• SET PROBLEM: Produce an exact copy of all the data below, dropping every image.

[Stored records]
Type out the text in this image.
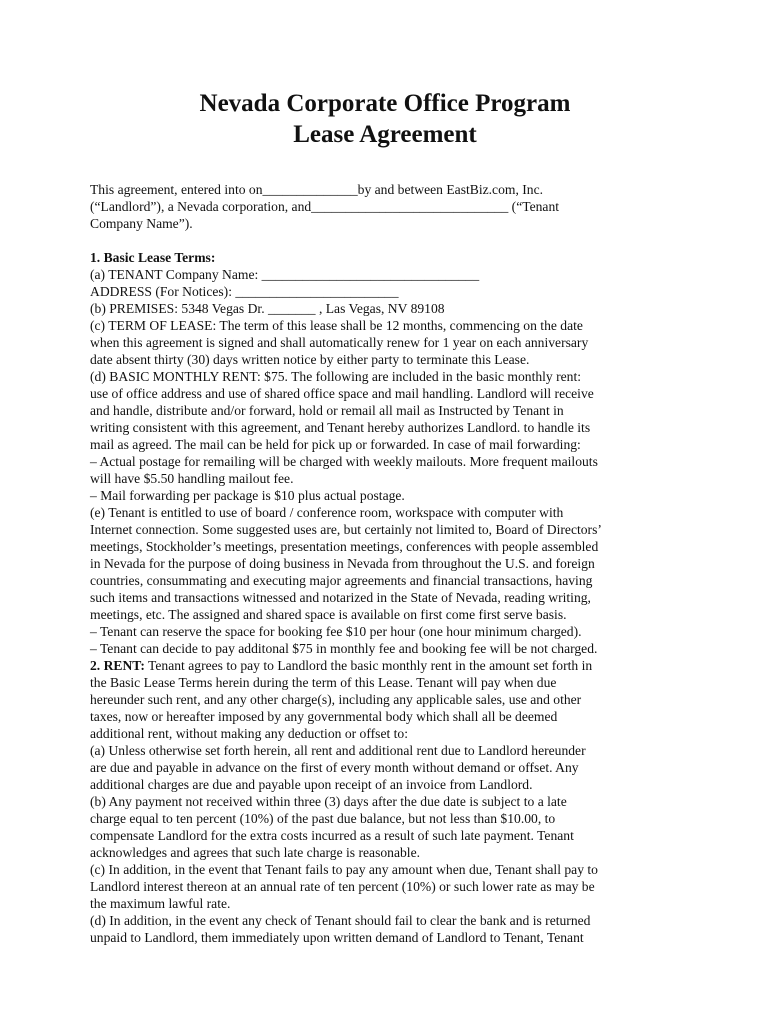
Nevada Corporate Office Program
Lease Agreement

This agreement, entered into on______________by and between EastBiz.com, Inc.

(“Landlord”), a Nevada corporation, and_____________________________ (“Tenant

Company Name”).

1. Basic Lease Terms:

(a) TENANT Company Name: ________________________________

ADDRESS (For Notices): ________________________

(b) PREMISES: 5348 Vegas Dr. _______ , Las Vegas, NV 89108

(c) TERM OF LEASE: The term of this lease shall be 12 months, commencing on the date

when this agreement is signed and shall automatically renew for 1 year on each anniversary

date absent thirty (30) days written notice by either party to terminate this Lease.

(d) BASIC MONTHLY RENT: $75. The following are included in the basic monthly rent:

use of office address and use of shared office space and mail handling. Landlord will receive

and handle, distribute and/or forward, hold or remail all mail as Instructed by Tenant in

writing consistent with this agreement, and Tenant hereby authorizes Landlord. to handle its

mail as agreed. The mail can be held for pick up or forwarded. In case of mail forwarding:

– Actual postage for remailing will be charged with weekly mailouts. More frequent mailouts

will have $5.50 handling mailout fee.

– Mail forwarding per package is $10 plus actual postage.

(e) Tenant is entitled to use of board / conference room, workspace with computer with

Internet connection. Some suggested uses are, but certainly not limited to, Board of Directors’

meetings, Stockholder’s meetings, presentation meetings, conferences with people assembled

in Nevada for the purpose of doing business in Nevada from throughout the U.S. and foreign

countries, consummating and executing major agreements and financial transactions, having

such items and transactions witnessed and notarized in the State of Nevada, reading writing,

meetings, etc. The assigned and shared space is available on first come first serve basis.

– Tenant can reserve the space for booking fee $10 per hour (one hour minimum charged).

– Tenant can decide to pay additonal $75 in monthly fee and booking fee will be not charged.

2. RENT: Tenant agrees to pay to Landlord the basic monthly rent in the amount set forth in

the Basic Lease Terms herein during the term of this Lease. Tenant will pay when due

hereunder such rent, and any other charge(s), including any applicable sales, use and other

taxes, now or hereafter imposed by any governmental body which shall all be deemed

additional rent, without making any deduction or offset to:

(a) Unless otherwise set forth herein, all rent and additional rent due to Landlord hereunder

are due and payable in advance on the first of every month without demand or offset. Any

additional charges are due and payable upon receipt of an invoice from Landlord.

(b) Any payment not received within three (3) days after the due date is subject to a late

charge equal to ten percent (10%) of the past due balance, but not less than $10.00, to

compensate Landlord for the extra costs incurred as a result of such late payment. Tenant

acknowledges and agrees that such late charge is reasonable.

(c) In addition, in the event that Tenant fails to pay any amount when due, Tenant shall pay to

Landlord interest thereon at an annual rate of ten percent (10%) or such lower rate as may be

the maximum lawful rate.

(d) In addition, in the event any check of Tenant should fail to clear the bank and is returned

unpaid to Landlord, them immediately upon written demand of Landlord to Tenant, Tenant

• SOLUTION TO THE EXERCISE:
Type out the text in this image.
Nevada Corporate Office Program
Lease Agreement

This agreement, entered into on______________by and between EastBiz.com, Inc.

(“Landlord”), a Nevada corporation, and_____________________________ (“Tenant

Company Name”).

1. Basic Lease Terms:

(a) TENANT Company Name: ________________________________

ADDRESS (For Notices): ________________________

(b) PREMISES: 5348 Vegas Dr. _______ , Las Vegas, NV 89108

(c) TERM OF LEASE: The term of this lease shall be 12 months, commencing on the date

when this agreement is signed and shall automatically renew for 1 year on each anniversary

date absent thirty (30) days written notice by either party to terminate this Lease.

(d) BASIC MONTHLY RENT: $75. The following are included in the basic monthly rent:

use of office address and use of shared office space and mail handling. Landlord will receive

and handle, distribute and/or forward, hold or remail all mail as Instructed by Tenant in

writing consistent with this agreement, and Tenant hereby authorizes Landlord. to handle its

mail as agreed. The mail can be held for pick up or forwarded. In case of mail forwarding:

– Actual postage for remailing will be charged with weekly mailouts. More frequent mailouts

will have $5.50 handling mailout fee.

– Mail forwarding per package is $10 plus actual postage.

(e) Tenant is entitled to use of board / conference room, workspace with computer with

Internet connection. Some suggested uses are, but certainly not limited to, Board of Directors’

meetings, Stockholder’s meetings, presentation meetings, conferences with people assembled

in Nevada for the purpose of doing business in Nevada from throughout the U.S. and foreign

countries, consummating and executing major agreements and financial transactions, having

such items and transactions witnessed and notarized in the State of Nevada, reading writing,

meetings, etc. The assigned and shared space is available on first come first serve basis.

– Tenant can reserve the space for booking fee $10 per hour (one hour minimum charged).

– Tenant can decide to pay additonal $75 in monthly fee and booking fee will be not charged.

2. RENT: Tenant agrees to pay to Landlord the basic monthly rent in the amount set forth in

the Basic Lease Terms herein during the term of this Lease. Tenant will pay when due

hereunder such rent, and any other charge(s), including any applicable sales, use and other

taxes, now or hereafter imposed by any governmental body which shall all be deemed

additional rent, without making any deduction or offset to:

(a) Unless otherwise set forth herein, all rent and additional rent due to Landlord hereunder

are due and payable in advance on the first of every month without demand or offset. Any

additional charges are due and payable upon receipt of an invoice from Landlord.

(b) Any payment not received within three (3) days after the due date is subject to a late

charge equal to ten percent (10%) of the past due balance, but not less than $10.00, to

compensate Landlord for the extra costs incurred as a result of such late payment. Tenant

acknowledges and agrees that such late charge is reasonable.

(c) In addition, in the event that Tenant fails to pay any amount when due, Tenant shall pay to

Landlord interest thereon at an annual rate of ten percent (10%) or such lower rate as may be

the maximum lawful rate.

(d) In addition, in the event any check of Tenant should fail to clear the bank and is returned

unpaid to Landlord, them immediately upon written demand of Landlord to Tenant, Tenant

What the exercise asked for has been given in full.